◆ **What is needed**:
Filter these entries, keeping only lines that hold the word "Fire".

◆ **Records shown**:
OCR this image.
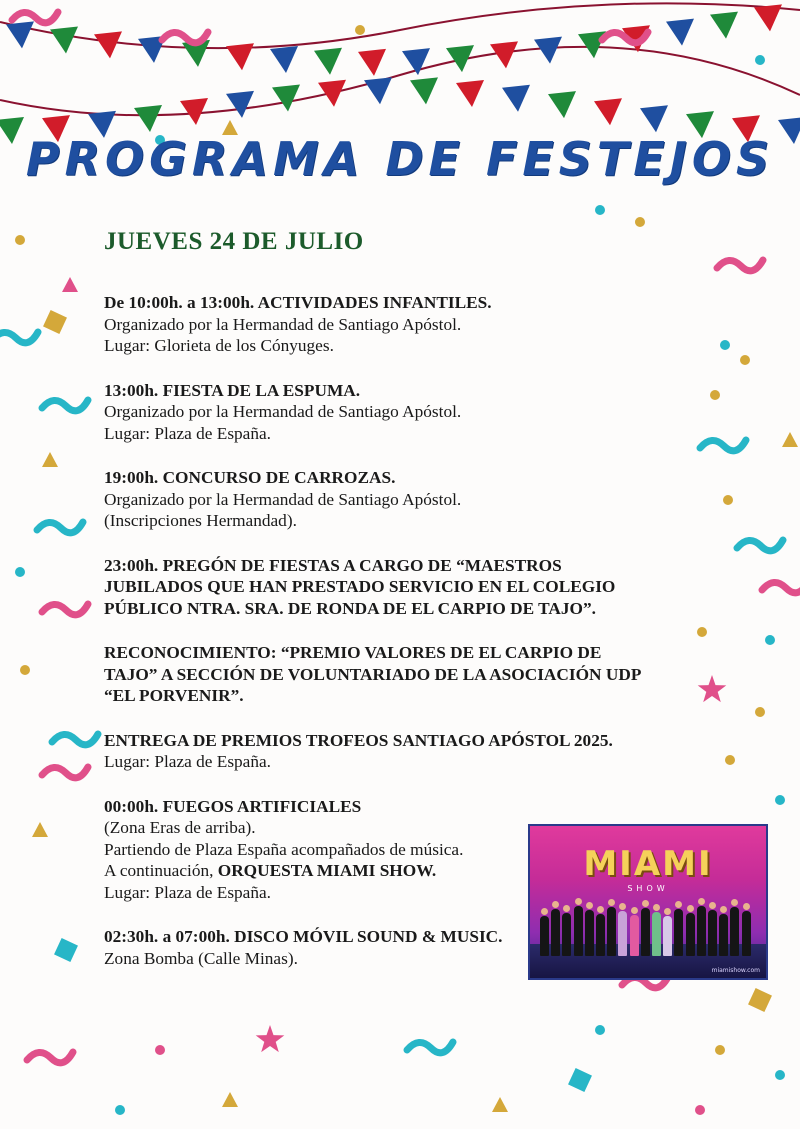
PROGRAMA DE FESTEJOS
JUEVES 24 DE JULIO
De 10:00h. a 13:00h. ACTIVIDADES INFANTILES.
Organizado por la Hermandad de Santiago Apóstol.
Lugar: Glorieta de los Cónyuges.
13:00h. FIESTA DE LA ESPUMA.
Organizado por la Hermandad de Santiago Apóstol.
Lugar: Plaza de España.
19:00h. CONCURSO DE CARROZAS.
Organizado por la Hermandad de Santiago Apóstol.
(Inscripciones Hermandad).
23:00h. PREGÓN DE FIESTAS A CARGO DE “MAESTROS
JUBILADOS QUE HAN PRESTADO SERVICIO EN EL COLEGIO
PÚBLICO NTRA. SRA. DE RONDA DE EL CARPIO DE TAJO”.
RECONOCIMIENTO: “PREMIO VALORES DE EL CARPIO DE
TAJO” A SECCIÓN DE VOLUNTARIADO DE LA ASOCIACIÓN UDP
“EL PORVENIR”.
ENTREGA DE PREMIOS TROFEOS SANTIAGO APÓSTOL 2025.
Lugar: Plaza de España.
00:00h. FUEGOS ARTIFICIALES
(Zona Eras de arriba).
Partiendo de Plaza España acompañados de música.
A continuación, ORQUESTA MIAMI SHOW.
Lugar: Plaza de España.
02:30h. a 07:00h. DISCO MÓVIL SOUND & MUSIC.
Zona Bomba (Calle Minas).
MIAMI
SHOW
miamishow.com
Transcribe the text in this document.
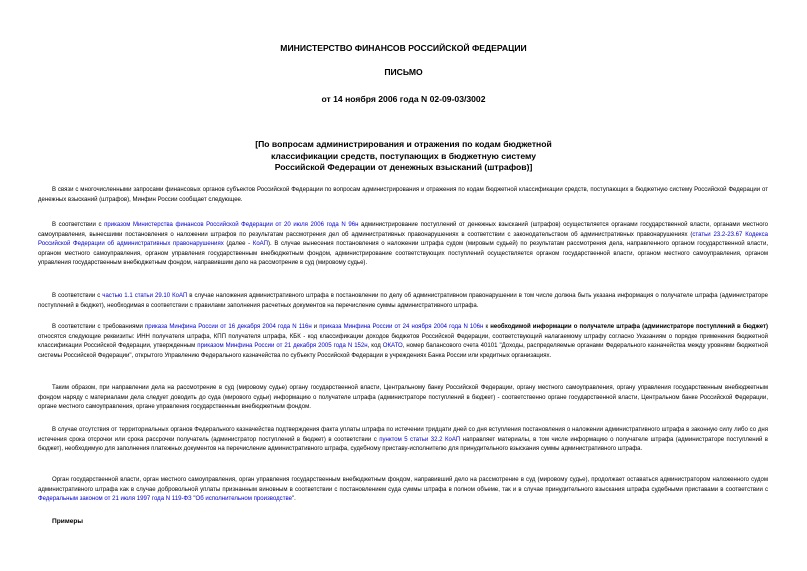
МИНИСТЕРСТВО ФИНАНСОВ РОССИЙСКОЙ ФЕДЕРАЦИИ
ПИСЬМО
от 14 ноября 2006 года N 02-09-03/3002
[По вопросам администрирования и отражения по кодам бюджетной
классификации средств, поступающих в бюджетную систему
Российской Федерации от денежных взысканий (штрафов)]

В связи с многочисленными запросами финансовых органов субъектов Российской Федерации по вопросам администрирования и отражения по кодам бюджетной классификации средств, поступающих в бюджетную систему Российской Федерации от денежных взысканий (штрафов), Минфин России сообщает следующее.

В соответствии с приказом Министерства финансов Российской Федерации от 20 июля 2006 года N 96н администрирование поступлений от денежных взысканий (штрафов) осуществляется органами государственной власти, органами местного самоуправления, вынесшими постановления о наложении штрафов по результатам рассмотрения дел об административных правонарушениях в соответствии с законодательством об административных правонарушениях (статьи 23.2-23.67 Кодекса Российской Федерации об административных правонарушениях (далее - КоАП). В случае вынесения постановления о наложении штрафа судом (мировым судьей) по результатам рассмотрения дела, направленного органом государственной власти, органом местного самоуправления, органом управления государственным внебюджетным фондом, администрирование соответствующих поступлений осуществляется органом государственной власти, органом местного самоуправления, органом управления государственным внебюджетным фондом, направившим дело на рассмотрение в суд (мировому судье).

В соответствии с частью 1.1 статьи 29.10 КоАП в случае наложения административного штрафа в постановлении по делу об административном правонарушении в том числе должна быть указана информация о получателе штрафа (администраторе поступлений в бюджет), необходимая в соответствии с правилами заполнения расчетных документов на перечисление суммы административного штрафа.

В соответствии с требованиями приказа Минфина России от 16 декабря 2004 года N 116н и приказа Минфина России от 24 ноября 2004 года N 106н к необходимой информации о получателе штрафа (администраторе поступлений в бюджет) относятся следующие реквизиты: ИНН получателя штрафа, КПП получателя штрафа, КБК - код классификации доходов бюджетов Российской Федерации, соответствующий налагаемому штрафу согласно Указаниям о порядке применения бюджетной классификации Российской Федерации, утвержденным приказом Минфина России от 21 декабря 2005 года N 152н, код ОКАТО, номер балансового счета 40101 "Доходы, распределяемые органами Федерального казначейства между уровнями бюджетной системы Российской Федерации", открытого Управлению Федерального казначейства по субъекту Российской Федерации в учреждениях Банка России или кредитных организациях.

Таким образом, при направлении дела на рассмотрение в суд (мировому судье) органу государственной власти, Центральному банку Российской Федерации, органу местного самоуправления, органу управления государственным внебюджетным фондом наряду с материалами дела следует доводить до суда (мирового судьи) информацию о получателе штрафа (администраторе поступлений в бюджет) - соответственно органе государственной власти, Центральном банке Российской Федерации, органе местного самоуправления, органе управления государственным внебюджетным фондом.

В случае отсутствия от территориальных органов Федерального казначейства подтверждения факта уплаты штрафа по истечении тридцати дней со дня вступления постановления о наложении административного штрафа в законную силу либо со дня истечения срока отсрочки или срока рассрочки получатель (администратор поступлений в бюджет) в соответствии с пунктом 5 статьи 32.2 КоАП направляет материалы, в том числе информацию о получателе штрафа (администраторе поступлений в бюджет), необходимую для заполнения платежных документов на перечисление административного штрафа, судебному приставу-исполнителю для принудительного взыскания суммы административного штрафа.

Орган государственной власти, орган местного самоуправления, орган управления государственным внебюджетным фондом, направивший дело на рассмотрение в суд (мировому судье), продолжает оставаться администратором наложенного судом административного штрафа как в случае добровольной уплаты признанным виновным в соответствии с постановлением суда суммы штрафа в полном объеме, так и в случае принудительного взыскания штрафа судебными приставами в соответствии с Федеральным законом от 21 июля 1997 года N 119-ФЗ "Об исполнительном производстве".

Примеры
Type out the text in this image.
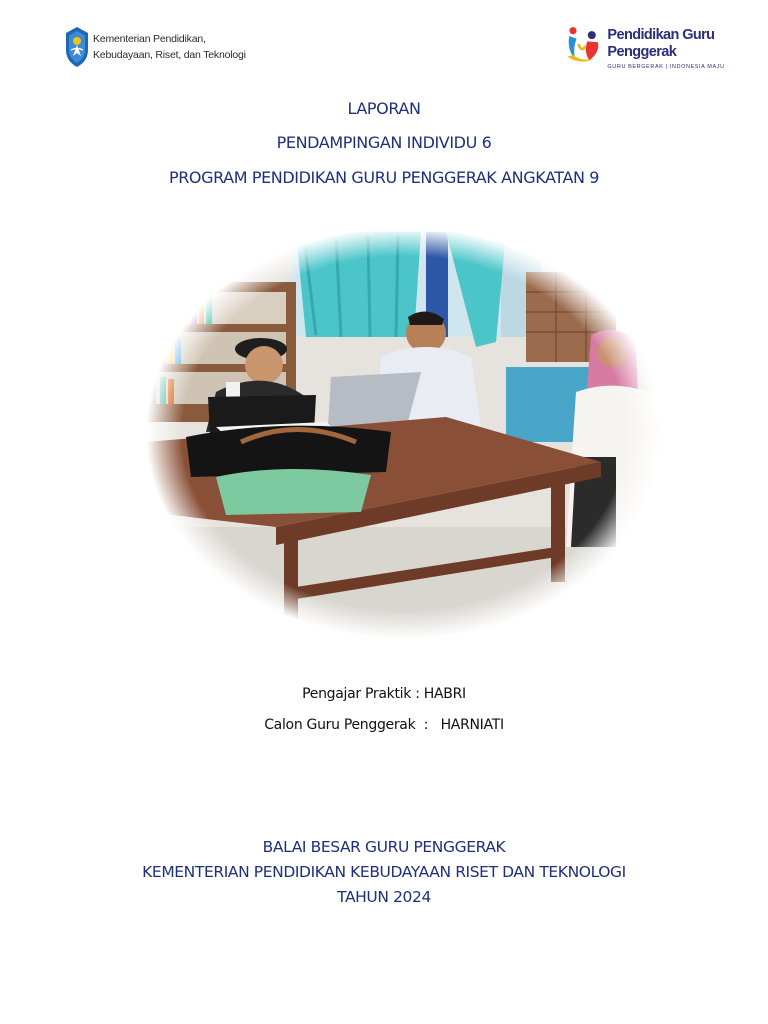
Kementerian Pendidikan,
Kebudayaan, Riset, dan Teknologi
Pendidikan Guru Penggerak
GURU BERGERAK | INDONESIA MAJU
LAPORAN
PENDAMPINGAN INDIVIDU 6
PROGRAM PENDIDIKAN GURU PENGGERAK ANGKATAN 9
Pengajar Praktik : HABRI
Calon Guru Penggerak  :   HARNIATI
BALAI BESAR GURU PENGGERAK
KEMENTERIAN PENDIDIKAN KEBUDAYAAN RISET DAN TEKNOLOGI
TAHUN 2024
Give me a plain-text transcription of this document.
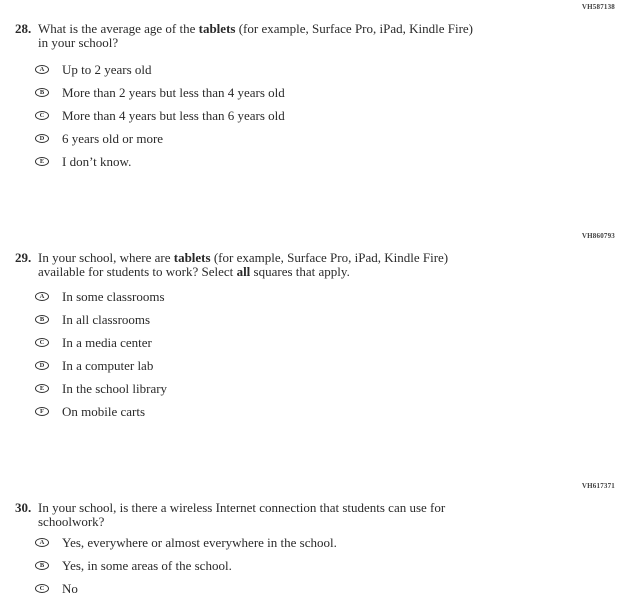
VH587138
28. What is the average age of the tablets (for example, Surface Pro, iPad, Kindle Fire)
in your school?
A Up to 2 years old
B More than 2 years but less than 4 years old
C More than 4 years but less than 6 years old
D 6 years old or more
E I don’t know.
VH860793
29. In your school, where are tablets (for example, Surface Pro, iPad, Kindle Fire)
available for students to work? Select all squares that apply.
A In some classrooms
B In all classrooms
C In a media center
D In a computer lab
E In the school library
F On mobile carts
VH617371
30. In your school, is there a wireless Internet connection that students can use for
schoolwork?
A Yes, everywhere or almost everywhere in the school.
B Yes, in some areas of the school.
C No
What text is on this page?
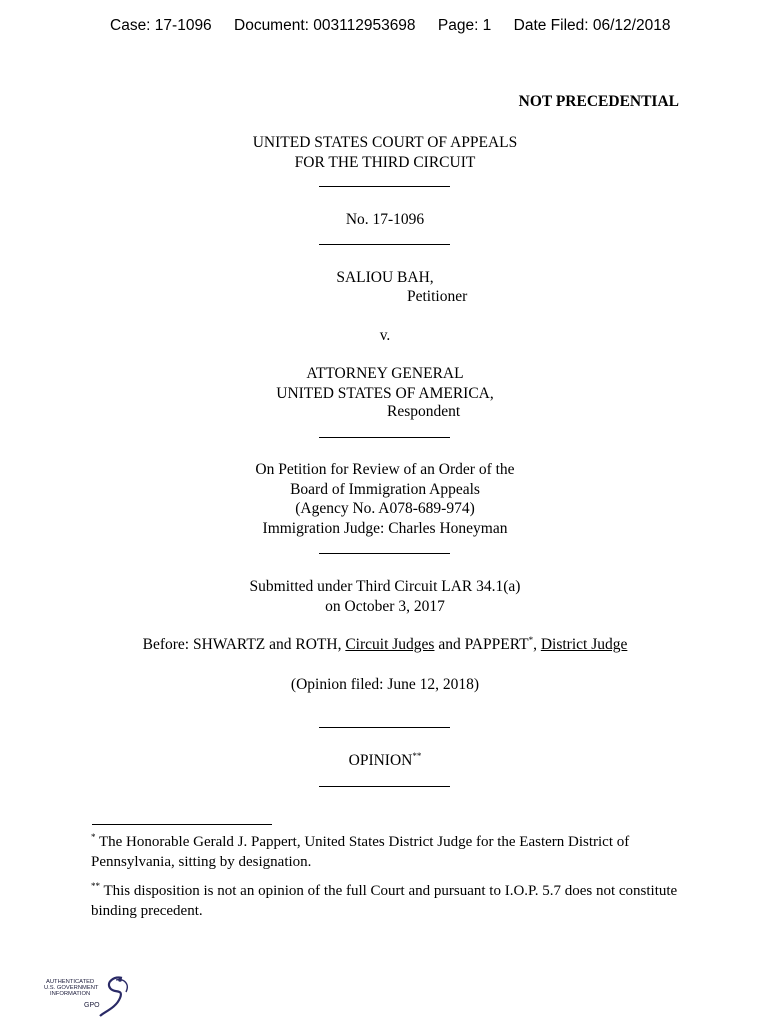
Case: 17-1096 Document: 003112953698 Page: 1 Date Filed: 06/12/2018
NOT PRECEDENTIAL
UNITED STATES COURT OF APPEALS
FOR THE THIRD CIRCUIT
No. 17-1096
SALIOU BAH,
Petitioner
v.
ATTORNEY GENERAL
UNITED STATES OF AMERICA,
Respondent
On Petition for Review of an Order of the
Board of Immigration Appeals
(Agency No. A078-689-974)
Immigration Judge: Charles Honeyman
Submitted under Third Circuit LAR 34.1(a)
on October 3, 2017
Before: SHWARTZ and ROTH, Circuit Judges and PAPPERT*, District Judge
(Opinion filed: June 12, 2018)
OPINION**
* The Honorable Gerald J. Pappert, United States District Judge for the Eastern District of Pennsylvania, sitting by designation.
** This disposition is not an opinion of the full Court and pursuant to I.O.P. 5.7 does not constitute binding precedent.
AUTHENTICATED
U.S. GOVERNMENT
INFORMATION
GPO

◆ **Full solution**:
28. What is the average age of the tablets (for example, Surface Pro, iPad, Kindle Fire)
29. In your school, where are tablets (for example, Surface Pro, iPad, Kindle Fire)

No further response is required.